■ DATASET EXCERPTS ■

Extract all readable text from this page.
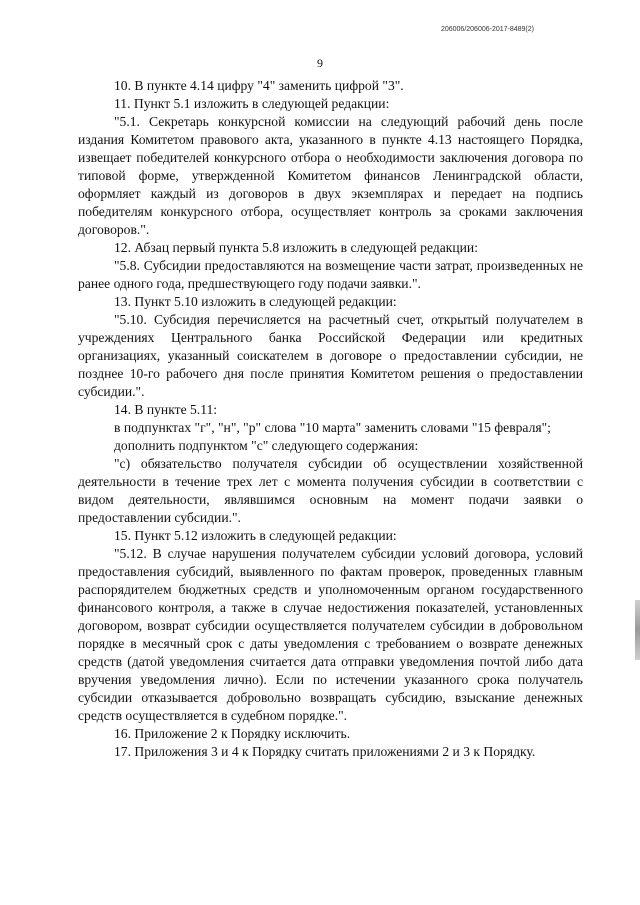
206006/206006-2017-8489(2)
9

10. В пункте 4.14 цифру "4" заменить цифрой "3".

11. Пункт 5.1 изложить в следующей редакции:

"5.1. Секретарь конкурсной комиссии на следующий рабочий день после издания Комитетом правового акта, указанного в пункте 4.13 настоящего Порядка, извещает победителей конкурсного отбора о необходимости заключения договора по типовой форме, утвержденной Комитетом финансов Ленинградской области, оформляет каждый из договоров в двух экземплярах и передает на подпись победителям конкурсного отбора, осуществляет контроль за сроками заключения договоров.".

12. Абзац первый пункта 5.8 изложить в следующей редакции:

"5.8. Субсидии предоставляются на возмещение части затрат, произведенных не ранее одного года, предшествующего году подачи заявки.".

13. Пункт 5.10 изложить в следующей редакции:

"5.10. Субсидия перечисляется на расчетный счет, открытый получателем в учреждениях Центрального банка Российской Федерации или кредитных организациях, указанный соискателем в договоре о предоставлении субсидии, не позднее 10-го рабочего дня после принятия Комитетом решения о предоставлении субсидии.".

14. В пункте 5.11:

в подпунктах "г", "н", "р" слова "10 марта" заменить словами "15 февраля";

дополнить подпунктом "с" следующего содержания:

"с) обязательство получателя субсидии об осуществлении хозяйственной деятельности в течение трех лет с момента получения субсидии в соответствии с видом деятельности, являвшимся основным на момент подачи заявки о предоставлении субсидии.".

15. Пункт 5.12 изложить в следующей редакции:

"5.12. В случае нарушения получателем субсидии условий договора, условий предоставления субсидий, выявленного по фактам проверок, проведенных главным распорядителем бюджетных средств и уполномоченным органом государственного финансового контроля, а также в случае недостижения показателей, установленных договором, возврат субсидии осуществляется получателем субсидии в добровольном порядке в месячный срок с даты уведомления с требованием о возврате денежных средств (датой уведомления считается дата отправки уведомления почтой либо дата вручения уведомления лично). Если по истечении указанного срока получатель субсидии отказывается добровольно возвращать субсидию, взыскание денежных средств осуществляется в судебном порядке.".

16. Приложение 2 к Порядку исключить.

17. Приложения 3 и 4 к Порядку считать приложениями 2 и 3 к Порядку.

■ WHAT YOU WILL DO ■
Check all the records above and select each line where the string "Комитетом" is found.

■ RESPONSE FOR THIS EXERCISE ■
"5.1. Секретарь конкурсной комиссии на следующий рабочий день после издания Комитетом правового акта, указанного в пункте 4.13 настоящего Порядка, извещает победителей конкурсного отбора о необходимости заключения договора по типовой форме, утвержденной Комитетом финансов Ленинградской области, оформляет каждый из договоров в двух экземплярах и передает на подпись победителям конкурсного отбора, осуществляет контроль за сроками заключения договоров.".
"5.10. Субсидия перечисляется на расчетный счет, открытый получателем в учреждениях Центрального банка Российской Федерации или кредитных организациях, указанный соискателем в договоре о предоставлении субсидии, не позднее 10-го рабочего дня после принятия Комитетом решения о предоставлении субсидии.".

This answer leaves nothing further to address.